--- start SUPPLIED RECORDS ---
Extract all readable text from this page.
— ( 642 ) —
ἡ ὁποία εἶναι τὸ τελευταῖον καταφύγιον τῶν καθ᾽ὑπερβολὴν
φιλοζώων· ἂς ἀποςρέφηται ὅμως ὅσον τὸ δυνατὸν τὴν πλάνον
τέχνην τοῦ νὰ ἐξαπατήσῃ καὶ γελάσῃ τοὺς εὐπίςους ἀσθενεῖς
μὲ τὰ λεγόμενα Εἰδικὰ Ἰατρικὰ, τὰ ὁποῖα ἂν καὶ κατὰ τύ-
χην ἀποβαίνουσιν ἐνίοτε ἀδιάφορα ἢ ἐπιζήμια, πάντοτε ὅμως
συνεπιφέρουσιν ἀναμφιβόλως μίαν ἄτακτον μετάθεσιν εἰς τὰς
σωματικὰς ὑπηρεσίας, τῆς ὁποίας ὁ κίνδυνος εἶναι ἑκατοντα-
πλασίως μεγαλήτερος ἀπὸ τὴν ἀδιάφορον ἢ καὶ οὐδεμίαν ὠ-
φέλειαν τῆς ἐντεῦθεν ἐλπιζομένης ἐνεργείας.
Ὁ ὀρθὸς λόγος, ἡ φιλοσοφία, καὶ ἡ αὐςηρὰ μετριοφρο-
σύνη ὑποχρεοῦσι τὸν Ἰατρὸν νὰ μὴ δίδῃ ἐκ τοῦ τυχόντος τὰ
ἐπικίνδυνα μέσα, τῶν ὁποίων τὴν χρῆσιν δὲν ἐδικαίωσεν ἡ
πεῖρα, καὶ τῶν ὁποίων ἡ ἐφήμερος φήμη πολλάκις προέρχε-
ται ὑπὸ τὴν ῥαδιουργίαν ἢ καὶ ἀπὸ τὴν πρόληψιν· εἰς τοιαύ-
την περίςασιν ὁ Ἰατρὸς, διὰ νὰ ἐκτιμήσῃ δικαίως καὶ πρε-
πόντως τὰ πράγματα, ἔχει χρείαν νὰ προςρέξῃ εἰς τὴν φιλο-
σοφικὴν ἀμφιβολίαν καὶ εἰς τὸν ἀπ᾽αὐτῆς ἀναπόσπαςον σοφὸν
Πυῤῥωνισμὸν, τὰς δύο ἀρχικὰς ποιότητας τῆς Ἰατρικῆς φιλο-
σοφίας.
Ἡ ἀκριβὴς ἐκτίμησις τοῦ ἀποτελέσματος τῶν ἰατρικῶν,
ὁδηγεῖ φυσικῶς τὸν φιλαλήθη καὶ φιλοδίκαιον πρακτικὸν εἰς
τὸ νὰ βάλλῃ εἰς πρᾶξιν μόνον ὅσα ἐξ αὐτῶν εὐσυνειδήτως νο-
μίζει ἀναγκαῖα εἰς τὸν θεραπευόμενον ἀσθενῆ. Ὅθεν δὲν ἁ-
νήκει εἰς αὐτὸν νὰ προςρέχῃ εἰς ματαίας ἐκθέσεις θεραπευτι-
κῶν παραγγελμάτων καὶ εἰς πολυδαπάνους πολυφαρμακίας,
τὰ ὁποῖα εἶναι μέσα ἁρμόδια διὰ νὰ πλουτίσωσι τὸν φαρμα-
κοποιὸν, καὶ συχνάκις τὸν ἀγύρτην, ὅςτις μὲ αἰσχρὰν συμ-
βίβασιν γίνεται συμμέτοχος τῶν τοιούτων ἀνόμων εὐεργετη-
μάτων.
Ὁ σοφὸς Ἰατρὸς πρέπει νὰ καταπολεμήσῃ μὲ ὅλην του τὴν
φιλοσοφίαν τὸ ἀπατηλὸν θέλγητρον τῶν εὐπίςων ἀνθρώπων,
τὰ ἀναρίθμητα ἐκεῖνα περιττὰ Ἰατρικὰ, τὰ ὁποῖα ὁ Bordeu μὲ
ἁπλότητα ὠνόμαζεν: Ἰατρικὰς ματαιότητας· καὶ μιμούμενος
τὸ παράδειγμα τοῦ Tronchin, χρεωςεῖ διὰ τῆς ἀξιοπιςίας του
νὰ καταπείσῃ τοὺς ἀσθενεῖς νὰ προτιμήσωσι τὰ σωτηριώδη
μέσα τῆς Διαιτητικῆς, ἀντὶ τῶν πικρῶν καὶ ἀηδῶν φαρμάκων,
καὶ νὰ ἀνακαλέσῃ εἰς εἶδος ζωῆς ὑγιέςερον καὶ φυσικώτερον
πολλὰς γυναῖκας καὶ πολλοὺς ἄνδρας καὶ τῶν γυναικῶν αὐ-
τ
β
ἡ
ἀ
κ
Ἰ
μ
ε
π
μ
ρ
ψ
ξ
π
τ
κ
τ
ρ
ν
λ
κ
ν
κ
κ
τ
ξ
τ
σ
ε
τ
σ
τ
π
--- end SUPPLIED RECORDS ---
Each record above should be output again exactly.

§ **RIGHT ANSWER**:
Extract all readable text from this page.
— ( 642 ) —
ἡ ὁποία εἶναι τὸ τελευταῖον καταφύγιον τῶν καθ᾽ὑπερβολὴν
φιλοζώων· ἂς ἀποςρέφηται ὅμως ὅσον τὸ δυνατὸν τὴν πλάνον
τέχνην τοῦ νὰ ἐξαπατήσῃ καὶ γελάσῃ τοὺς εὐπίςους ἀσθενεῖς
μὲ τὰ λεγόμενα Εἰδικὰ Ἰατρικὰ, τὰ ὁποῖα ἂν καὶ κατὰ τύ-
χην ἀποβαίνουσιν ἐνίοτε ἀδιάφορα ἢ ἐπιζήμια, πάντοτε ὅμως
συνεπιφέρουσιν ἀναμφιβόλως μίαν ἄτακτον μετάθεσιν εἰς τὰς
σωματικὰς ὑπηρεσίας, τῆς ὁποίας ὁ κίνδυνος εἶναι ἑκατοντα-
πλασίως μεγαλήτερος ἀπὸ τὴν ἀδιάφορον ἢ καὶ οὐδεμίαν ὠ-
φέλειαν τῆς ἐντεῦθεν ἐλπιζομένης ἐνεργείας.
Ὁ ὀρθὸς λόγος, ἡ φιλοσοφία, καὶ ἡ αὐςηρὰ μετριοφρο-
σύνη ὑποχρεοῦσι τὸν Ἰατρὸν νὰ μὴ δίδῃ ἐκ τοῦ τυχόντος τὰ
ἐπικίνδυνα μέσα, τῶν ὁποίων τὴν χρῆσιν δὲν ἐδικαίωσεν ἡ
πεῖρα, καὶ τῶν ὁποίων ἡ ἐφήμερος φήμη πολλάκις προέρχε-
ται ὑπὸ τὴν ῥαδιουργίαν ἢ καὶ ἀπὸ τὴν πρόληψιν· εἰς τοιαύ-
την περίςασιν ὁ Ἰατρὸς, διὰ νὰ ἐκτιμήσῃ δικαίως καὶ πρε-
πόντως τὰ πράγματα, ἔχει χρείαν νὰ προςρέξῃ εἰς τὴν φιλο-
σοφικὴν ἀμφιβολίαν καὶ εἰς τὸν ἀπ᾽αὐτῆς ἀναπόσπαςον σοφὸν
Πυῤῥωνισμὸν, τὰς δύο ἀρχικὰς ποιότητας τῆς Ἰατρικῆς φιλο-
σοφίας.
Ἡ ἀκριβὴς ἐκτίμησις τοῦ ἀποτελέσματος τῶν ἰατρικῶν,
ὁδηγεῖ φυσικῶς τὸν φιλαλήθη καὶ φιλοδίκαιον πρακτικὸν εἰς
τὸ νὰ βάλλῃ εἰς πρᾶξιν μόνον ὅσα ἐξ αὐτῶν εὐσυνειδήτως νο-
μίζει ἀναγκαῖα εἰς τὸν θεραπευόμενον ἀσθενῆ. Ὅθεν δὲν ἁ-
νήκει εἰς αὐτὸν νὰ προςρέχῃ εἰς ματαίας ἐκθέσεις θεραπευτι-
κῶν παραγγελμάτων καὶ εἰς πολυδαπάνους πολυφαρμακίας,
τὰ ὁποῖα εἶναι μέσα ἁρμόδια διὰ νὰ πλουτίσωσι τὸν φαρμα-
κοποιὸν, καὶ συχνάκις τὸν ἀγύρτην, ὅςτις μὲ αἰσχρὰν συμ-
βίβασιν γίνεται συμμέτοχος τῶν τοιούτων ἀνόμων εὐεργετη-
μάτων.
Ὁ σοφὸς Ἰατρὸς πρέπει νὰ καταπολεμήσῃ μὲ ὅλην του τὴν
φιλοσοφίαν τὸ ἀπατηλὸν θέλγητρον τῶν εὐπίςων ἀνθρώπων,
τὰ ἀναρίθμητα ἐκεῖνα περιττὰ Ἰατρικὰ, τὰ ὁποῖα ὁ Bordeu μὲ
ἁπλότητα ὠνόμαζεν: Ἰατρικὰς ματαιότητας· καὶ μιμούμενος
τὸ παράδειγμα τοῦ Tronchin, χρεωςεῖ διὰ τῆς ἀξιοπιςίας του
νὰ καταπείσῃ τοὺς ἀσθενεῖς νὰ προτιμήσωσι τὰ σωτηριώδη
μέσα τῆς Διαιτητικῆς, ἀντὶ τῶν πικρῶν καὶ ἀηδῶν φαρμάκων,
καὶ νὰ ἀνακαλέσῃ εἰς εἶδος ζωῆς ὑγιέςερον καὶ φυσικώτερον
πολλὰς γυναῖκας καὶ πολλοὺς ἄνδρας καὶ τῶν γυναικῶν αὐ-
τ
β
ἡ
ἀ
κ
Ἰ
μ
ε
π
μ
ρ
ψ
ξ
π
τ
κ
τ
ρ
ν
λ
κ
ν
κ
κ
τ
ξ
τ
σ
ε
τ
σ
τ
π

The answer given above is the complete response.